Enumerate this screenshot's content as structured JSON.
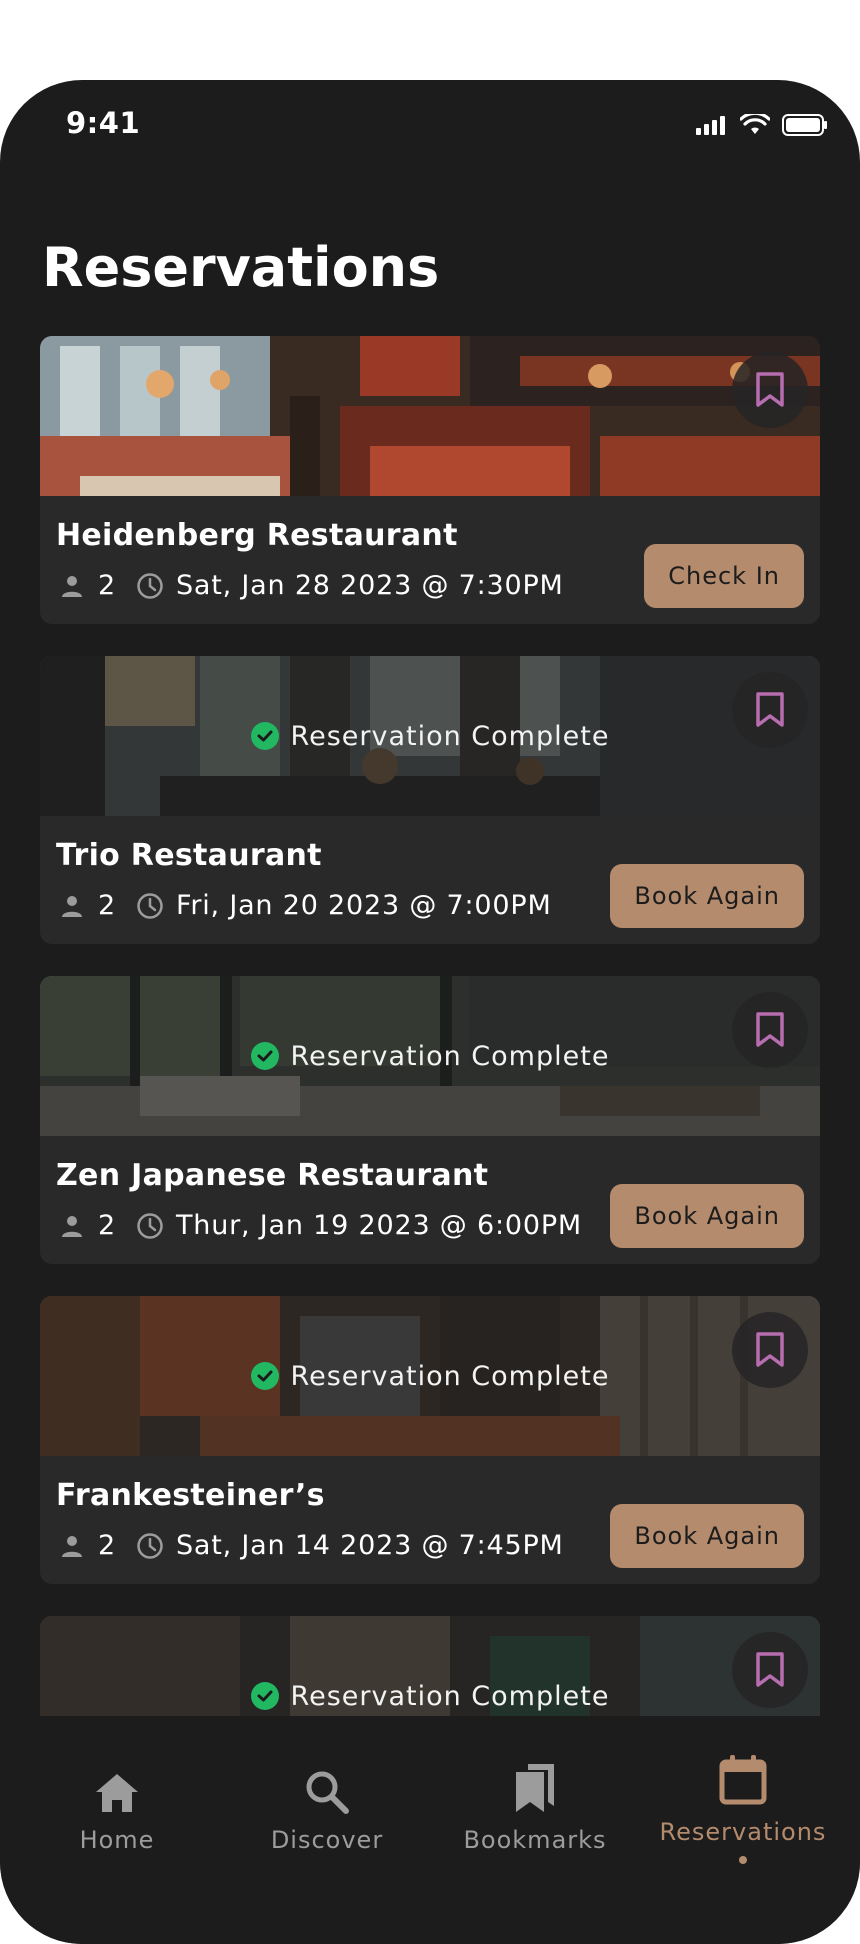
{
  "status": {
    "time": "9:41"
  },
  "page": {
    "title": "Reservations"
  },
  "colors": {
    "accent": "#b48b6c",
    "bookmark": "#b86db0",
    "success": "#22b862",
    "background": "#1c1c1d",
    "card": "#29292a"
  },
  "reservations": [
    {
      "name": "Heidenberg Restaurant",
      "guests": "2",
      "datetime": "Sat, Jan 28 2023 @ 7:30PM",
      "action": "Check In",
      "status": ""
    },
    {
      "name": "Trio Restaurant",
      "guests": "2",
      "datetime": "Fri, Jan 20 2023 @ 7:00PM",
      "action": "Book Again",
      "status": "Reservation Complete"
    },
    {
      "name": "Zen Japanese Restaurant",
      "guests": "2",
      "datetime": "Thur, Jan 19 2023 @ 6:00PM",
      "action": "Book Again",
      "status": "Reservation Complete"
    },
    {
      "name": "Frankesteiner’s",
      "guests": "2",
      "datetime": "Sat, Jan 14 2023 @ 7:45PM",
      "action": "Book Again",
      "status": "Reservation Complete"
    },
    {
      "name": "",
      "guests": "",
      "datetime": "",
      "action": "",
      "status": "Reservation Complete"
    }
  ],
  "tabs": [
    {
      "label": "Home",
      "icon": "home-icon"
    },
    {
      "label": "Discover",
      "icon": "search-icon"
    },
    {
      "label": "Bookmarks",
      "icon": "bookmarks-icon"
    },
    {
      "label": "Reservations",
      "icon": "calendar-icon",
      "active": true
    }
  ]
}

════

=== What the exercise asks ===
Working from the material above, transcribe it exactly while omitting pictures.

=== Reply to the task ===
Enumerate this screenshot's content as structured JSON.
{
  "status": {
    "time": "9:41"
  },
  "page": {
    "title": "Reservations"
  },
  "colors": {
    "accent": "#b48b6c",
    "bookmark": "#b86db0",
    "success": "#22b862",
    "background": "#1c1c1d",
    "card": "#29292a"
  },
  "reservations": [
    {
      "name": "Heidenberg Restaurant",
      "guests": "2",
      "datetime": "Sat, Jan 28 2023 @ 7:30PM",
      "action": "Check In",
      "status": ""
    },
    {
      "name": "Trio Restaurant",
      "guests": "2",
      "datetime": "Fri, Jan 20 2023 @ 7:00PM",
      "action": "Book Again",
      "status": "Reservation Complete"
    },
    {
      "name": "Zen Japanese Restaurant",
      "guests": "2",
      "datetime": "Thur, Jan 19 2023 @ 6:00PM",
      "action": "Book Again",
      "status": "Reservation Complete"
    },
    {
      "name": "Frankesteiner’s",
      "guests": "2",
      "datetime": "Sat, Jan 14 2023 @ 7:45PM",
      "action": "Book Again",
      "status": "Reservation Complete"
    },
    {
      "name": "",
      "guests": "",
      "datetime": "",
      "action": "",
      "status": "Reservation Complete"
    }
  ],
  "tabs": [
    {
      "label": "Home",
      "icon": "home-icon"
    },
    {
      "label": "Discover",
      "icon": "search-icon"
    },
    {
      "label": "Bookmarks",
      "icon": "bookmarks-icon"
    },
    {
      "label": "Reservations",
      "icon": "calendar-icon",
      "active": true
    }
  ]
}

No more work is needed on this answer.